Extract the listing in its entirety, keeping each line identical to the original.

EXCERPTED DATA →
_ _ _ _ _ _ _
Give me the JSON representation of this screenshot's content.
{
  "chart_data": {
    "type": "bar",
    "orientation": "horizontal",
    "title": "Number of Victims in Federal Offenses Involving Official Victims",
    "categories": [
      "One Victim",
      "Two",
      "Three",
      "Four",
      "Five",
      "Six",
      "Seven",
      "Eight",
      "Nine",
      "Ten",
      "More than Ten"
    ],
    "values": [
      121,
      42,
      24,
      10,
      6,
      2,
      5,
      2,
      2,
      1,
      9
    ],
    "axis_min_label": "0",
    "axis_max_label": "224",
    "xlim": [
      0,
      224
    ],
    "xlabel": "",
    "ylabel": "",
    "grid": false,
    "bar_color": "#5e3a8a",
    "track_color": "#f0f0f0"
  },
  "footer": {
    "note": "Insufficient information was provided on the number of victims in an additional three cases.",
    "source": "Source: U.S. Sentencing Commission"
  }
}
_ _ _ _ _ _ _
RESPONSE →
Give me the JSON representation of this screenshot's content.
{
  "chart_data": {
    "type": "bar",
    "orientation": "horizontal",
    "title": "Number of Victims in Federal Offenses Involving Official Victims",
    "categories": [
      "One Victim",
      "Two",
      "Three",
      "Four",
      "Five",
      "Six",
      "Seven",
      "Eight",
      "Nine",
      "Ten",
      "More than Ten"
    ],
    "values": [
      121,
      42,
      24,
      10,
      6,
      2,
      5,
      2,
      2,
      1,
      9
    ],
    "axis_min_label": "0",
    "axis_max_label": "224",
    "xlim": [
      0,
      224
    ],
    "xlabel": "",
    "ylabel": "",
    "grid": false,
    "bar_color": "#5e3a8a",
    "track_color": "#f0f0f0"
  },
  "footer": {
    "note": "Insufficient information was provided on the number of victims in an additional three cases.",
    "source": "Source: U.S. Sentencing Commission"
  }
}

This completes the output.